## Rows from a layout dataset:
====

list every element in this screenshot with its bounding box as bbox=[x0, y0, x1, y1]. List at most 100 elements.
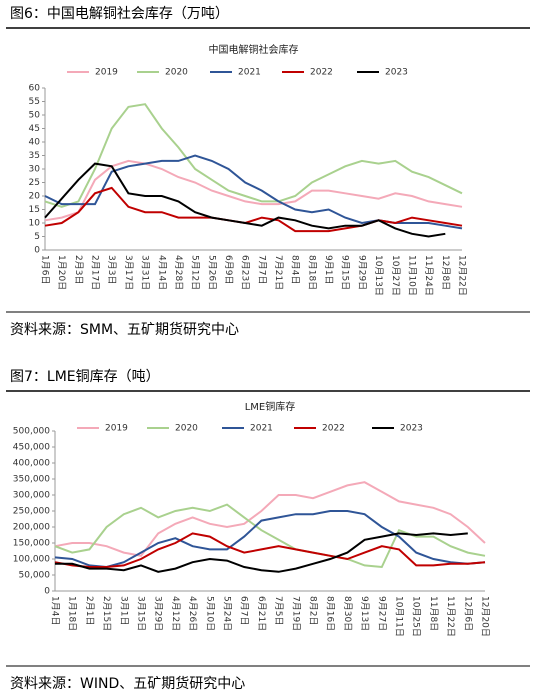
series-line bbox=[44, 186, 463, 233]
chart-title: LME铜库存 bbox=[245, 400, 296, 413]
x-tick-label: 1月20日 bbox=[56, 255, 67, 290]
legend-label: 2019 bbox=[105, 424, 128, 434]
y-tick-label: 50 bbox=[29, 111, 41, 121]
y-tick-label: 150,000 bbox=[13, 539, 50, 549]
x-tick-label: 12月6日 bbox=[462, 596, 473, 631]
y-tick-label: 0 bbox=[44, 587, 50, 597]
y-tick-label: 30 bbox=[29, 165, 41, 175]
x-tick-label: 7月21日 bbox=[273, 255, 284, 290]
series-line bbox=[54, 503, 486, 569]
x-tick-label: 10月25日 bbox=[411, 596, 422, 637]
y-tick-label: 15 bbox=[29, 205, 40, 215]
y-tick-label: 25 bbox=[29, 178, 40, 188]
x-tick-label: 8月18日 bbox=[306, 255, 317, 290]
x-tick-label: 6月7日 bbox=[239, 596, 250, 625]
x-tick-label: 9月1日 bbox=[323, 255, 334, 284]
y-tick-label: 60 bbox=[29, 84, 41, 94]
figure-source: 资料来源：SMM、五矿期货研究中心 bbox=[10, 321, 239, 338]
legend-label: 2019 bbox=[95, 68, 118, 78]
x-tick-label: 7月7日 bbox=[256, 255, 267, 284]
x-tick-label: 11月10日 bbox=[406, 255, 417, 296]
x-tick-label: 8月30日 bbox=[342, 596, 353, 631]
x-tick-label: 8月4日 bbox=[290, 255, 301, 284]
x-tick-label: 2月15日 bbox=[101, 596, 112, 631]
series-line bbox=[44, 103, 463, 208]
legend-label: 2021 bbox=[238, 68, 261, 78]
x-tick-label: 3月31日 bbox=[140, 255, 151, 290]
legend-label: 2022 bbox=[310, 68, 333, 78]
y-tick-label: 450,000 bbox=[13, 443, 50, 453]
y-tick-label: 45 bbox=[29, 124, 40, 134]
x-tick-label: 10月27日 bbox=[390, 255, 401, 296]
x-tick-label: 2月17日 bbox=[90, 255, 101, 290]
y-tick-label: 400,000 bbox=[13, 459, 50, 469]
series-line bbox=[44, 162, 446, 238]
x-tick-label: 4月12日 bbox=[170, 596, 181, 631]
x-tick-label: 6月9日 bbox=[223, 255, 234, 284]
x-tick-label: 3月1日 bbox=[118, 596, 129, 625]
legend-label: 2021 bbox=[250, 424, 273, 434]
y-tick-label: 5 bbox=[34, 232, 40, 242]
x-tick-label: 9月29日 bbox=[356, 255, 367, 290]
y-tick-label: 200,000 bbox=[13, 523, 50, 533]
legend-label: 2020 bbox=[175, 424, 198, 434]
y-tick-label: 10 bbox=[29, 219, 41, 229]
x-tick-label: 4月14日 bbox=[156, 255, 167, 290]
series-line bbox=[54, 481, 486, 557]
x-tick-label: 11月8日 bbox=[428, 596, 439, 631]
y-tick-label: 250,000 bbox=[13, 507, 50, 517]
y-tick-label: 500,000 bbox=[13, 427, 50, 437]
figure-title: 图6：中国电解铜社会库存（万吨） bbox=[10, 6, 229, 22]
x-tick-label: 3月29日 bbox=[153, 596, 164, 631]
x-tick-label: 3月3日 bbox=[106, 255, 117, 284]
series-line bbox=[44, 159, 463, 222]
x-tick-label: 3月15日 bbox=[136, 596, 147, 631]
x-tick-label: 9月15日 bbox=[340, 255, 351, 290]
y-tick-label: 35 bbox=[29, 151, 40, 161]
x-tick-label: 12月22日 bbox=[457, 255, 468, 296]
legend-label: 2023 bbox=[400, 424, 423, 434]
x-tick-label: 8月2日 bbox=[308, 596, 319, 625]
y-tick-label: 100,000 bbox=[13, 555, 50, 565]
x-tick-label: 8月16日 bbox=[325, 596, 336, 631]
x-tick-label: 1月18日 bbox=[67, 596, 78, 631]
x-tick-label: 2月3日 bbox=[73, 255, 84, 284]
x-tick-label: 7月19日 bbox=[290, 596, 301, 631]
y-tick-label: 0 bbox=[34, 246, 40, 256]
series-line bbox=[55, 532, 468, 573]
x-tick-label: 9月27日 bbox=[376, 596, 387, 631]
chart-title: 中国电解铜社会库存 bbox=[209, 43, 299, 56]
x-tick-label: 5月26日 bbox=[206, 255, 217, 290]
y-tick-label: 20 bbox=[29, 192, 41, 202]
x-tick-label: 5月10日 bbox=[204, 596, 215, 631]
figure-source: 资料来源：WIND、五矿期货研究中心 bbox=[10, 675, 245, 692]
x-tick-label: 7月5日 bbox=[273, 596, 284, 625]
legend-label: 2020 bbox=[165, 68, 188, 78]
series-line bbox=[54, 532, 486, 568]
legend-label: 2022 bbox=[322, 424, 345, 434]
x-tick-label: 6月23日 bbox=[240, 255, 251, 290]
x-tick-label: 2月1日 bbox=[84, 596, 95, 625]
series-line bbox=[54, 510, 486, 569]
x-tick-label: 4月28日 bbox=[173, 255, 184, 290]
x-tick-label: 4月26日 bbox=[187, 596, 198, 631]
legend-label: 2023 bbox=[385, 68, 408, 78]
x-tick-label: 11月24日 bbox=[423, 255, 434, 296]
x-tick-label: 10月13日 bbox=[373, 255, 384, 296]
y-tick-label: 50,000 bbox=[19, 571, 51, 581]
figure-title: 图7：LME铜库存（吨） bbox=[10, 369, 160, 385]
x-tick-label: 1月4日 bbox=[50, 596, 61, 625]
x-tick-label: 5月12日 bbox=[190, 255, 201, 290]
y-tick-label: 55 bbox=[29, 97, 40, 107]
x-tick-label: 12月8日 bbox=[440, 255, 451, 290]
x-tick-label: 3月17日 bbox=[123, 255, 134, 290]
x-tick-label: 11月22日 bbox=[445, 596, 456, 637]
x-tick-label: 12月20日 bbox=[480, 596, 491, 637]
x-tick-label: 9月13日 bbox=[359, 596, 370, 631]
y-tick-label: 300,000 bbox=[13, 491, 50, 501]
x-tick-label: 10月11日 bbox=[394, 596, 405, 637]
x-tick-label: 1月6日 bbox=[40, 255, 51, 284]
y-tick-label: 350,000 bbox=[13, 475, 50, 485]
x-tick-label: 5月24日 bbox=[222, 596, 233, 631]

====

## WORK TO BE COMPLETED:
Copy every line of the records above word for word, omitting the pictures.

## TASK OUTPUT:
list every element in this screenshot with its bounding box as bbox=[x0, y0, x1, y1]. List at most 100 elements.
series-line bbox=[44, 186, 463, 233]
chart-title: LME铜库存 bbox=[245, 400, 296, 413]
x-tick-label: 1月20日 bbox=[56, 255, 67, 290]
legend-label: 2019 bbox=[105, 424, 128, 434]
y-tick-label: 50 bbox=[29, 111, 41, 121]
y-tick-label: 150,000 bbox=[13, 539, 50, 549]
x-tick-label: 12月6日 bbox=[462, 596, 473, 631]
y-tick-label: 0 bbox=[44, 587, 50, 597]
y-tick-label: 30 bbox=[29, 165, 41, 175]
x-tick-label: 7月21日 bbox=[273, 255, 284, 290]
series-line bbox=[54, 503, 486, 569]
x-tick-label: 10月25日 bbox=[411, 596, 422, 637]
y-tick-label: 15 bbox=[29, 205, 40, 215]
y-tick-label: 25 bbox=[29, 178, 40, 188]
x-tick-label: 8月18日 bbox=[306, 255, 317, 290]
x-tick-label: 6月7日 bbox=[239, 596, 250, 625]
x-tick-label: 9月1日 bbox=[323, 255, 334, 284]
y-tick-label: 60 bbox=[29, 84, 41, 94]
figure-source: 资料来源：SMM、五矿期货研究中心 bbox=[10, 321, 239, 338]
legend-label: 2019 bbox=[95, 68, 118, 78]
x-tick-label: 7月7日 bbox=[256, 255, 267, 284]
x-tick-label: 11月10日 bbox=[406, 255, 417, 296]
x-tick-label: 8月30日 bbox=[342, 596, 353, 631]
x-tick-label: 8月4日 bbox=[290, 255, 301, 284]
x-tick-label: 2月15日 bbox=[101, 596, 112, 631]
series-line bbox=[44, 103, 463, 208]
legend-label: 2021 bbox=[238, 68, 261, 78]
x-tick-label: 3月31日 bbox=[140, 255, 151, 290]
legend-label: 2022 bbox=[310, 68, 333, 78]
y-tick-label: 450,000 bbox=[13, 443, 50, 453]
y-tick-label: 45 bbox=[29, 124, 40, 134]
x-tick-label: 10月27日 bbox=[390, 255, 401, 296]
x-tick-label: 2月17日 bbox=[90, 255, 101, 290]
y-tick-label: 400,000 bbox=[13, 459, 50, 469]
series-line bbox=[44, 162, 446, 238]
x-tick-label: 4月12日 bbox=[170, 596, 181, 631]
x-tick-label: 6月9日 bbox=[223, 255, 234, 284]
x-tick-label: 3月1日 bbox=[118, 596, 129, 625]
legend-label: 2021 bbox=[250, 424, 273, 434]
y-tick-label: 5 bbox=[34, 232, 40, 242]
x-tick-label: 9月29日 bbox=[356, 255, 367, 290]
y-tick-label: 200,000 bbox=[13, 523, 50, 533]
legend-label: 2020 bbox=[175, 424, 198, 434]
y-tick-label: 10 bbox=[29, 219, 41, 229]
x-tick-label: 4月14日 bbox=[156, 255, 167, 290]
series-line bbox=[54, 481, 486, 557]
x-tick-label: 11月8日 bbox=[428, 596, 439, 631]
y-tick-label: 250,000 bbox=[13, 507, 50, 517]
y-tick-label: 500,000 bbox=[13, 427, 50, 437]
figure-title: 图6：中国电解铜社会库存（万吨） bbox=[10, 6, 229, 22]
x-tick-label: 3月29日 bbox=[153, 596, 164, 631]
x-tick-label: 3月3日 bbox=[106, 255, 117, 284]
series-line bbox=[44, 159, 463, 222]
x-tick-label: 3月15日 bbox=[136, 596, 147, 631]
x-tick-label: 9月15日 bbox=[340, 255, 351, 290]
y-tick-label: 35 bbox=[29, 151, 40, 161]
x-tick-label: 12月22日 bbox=[457, 255, 468, 296]
legend-label: 2023 bbox=[400, 424, 423, 434]
x-tick-label: 8月2日 bbox=[308, 596, 319, 625]
y-tick-label: 100,000 bbox=[13, 555, 50, 565]
x-tick-label: 8月16日 bbox=[325, 596, 336, 631]
x-tick-label: 1月18日 bbox=[67, 596, 78, 631]
x-tick-label: 2月3日 bbox=[73, 255, 84, 284]
x-tick-label: 7月19日 bbox=[290, 596, 301, 631]
y-tick-label: 0 bbox=[34, 246, 40, 256]
series-line bbox=[55, 532, 468, 573]
x-tick-label: 9月27日 bbox=[376, 596, 387, 631]
chart-title: 中国电解铜社会库存 bbox=[209, 43, 299, 56]
x-tick-label: 5月26日 bbox=[206, 255, 217, 290]
y-tick-label: 20 bbox=[29, 192, 41, 202]
x-tick-label: 5月10日 bbox=[204, 596, 215, 631]
figure-source: 资料来源：WIND、五矿期货研究中心 bbox=[10, 675, 245, 692]
x-tick-label: 7月5日 bbox=[273, 596, 284, 625]
legend-label: 2020 bbox=[165, 68, 188, 78]
series-line bbox=[54, 532, 486, 568]
legend-label: 2022 bbox=[322, 424, 345, 434]
x-tick-label: 6月23日 bbox=[240, 255, 251, 290]
x-tick-label: 2月1日 bbox=[84, 596, 95, 625]
series-line bbox=[54, 510, 486, 569]
x-tick-label: 4月28日 bbox=[173, 255, 184, 290]
x-tick-label: 4月26日 bbox=[187, 596, 198, 631]
legend-label: 2023 bbox=[385, 68, 408, 78]
x-tick-label: 11月24日 bbox=[423, 255, 434, 296]
x-tick-label: 10月13日 bbox=[373, 255, 384, 296]
y-tick-label: 50,000 bbox=[19, 571, 51, 581]
figure-title: 图7：LME铜库存（吨） bbox=[10, 369, 160, 385]
x-tick-label: 1月4日 bbox=[50, 596, 61, 625]
x-tick-label: 5月12日 bbox=[190, 255, 201, 290]
y-tick-label: 55 bbox=[29, 97, 40, 107]
x-tick-label: 12月8日 bbox=[440, 255, 451, 290]
x-tick-label: 3月17日 bbox=[123, 255, 134, 290]
x-tick-label: 11月22日 bbox=[445, 596, 456, 637]
x-tick-label: 12月20日 bbox=[480, 596, 491, 637]
x-tick-label: 9月13日 bbox=[359, 596, 370, 631]
y-tick-label: 300,000 bbox=[13, 491, 50, 501]
x-tick-label: 10月11日 bbox=[394, 596, 405, 637]
x-tick-label: 1月6日 bbox=[40, 255, 51, 284]
y-tick-label: 350,000 bbox=[13, 475, 50, 485]
x-tick-label: 5月24日 bbox=[222, 596, 233, 631]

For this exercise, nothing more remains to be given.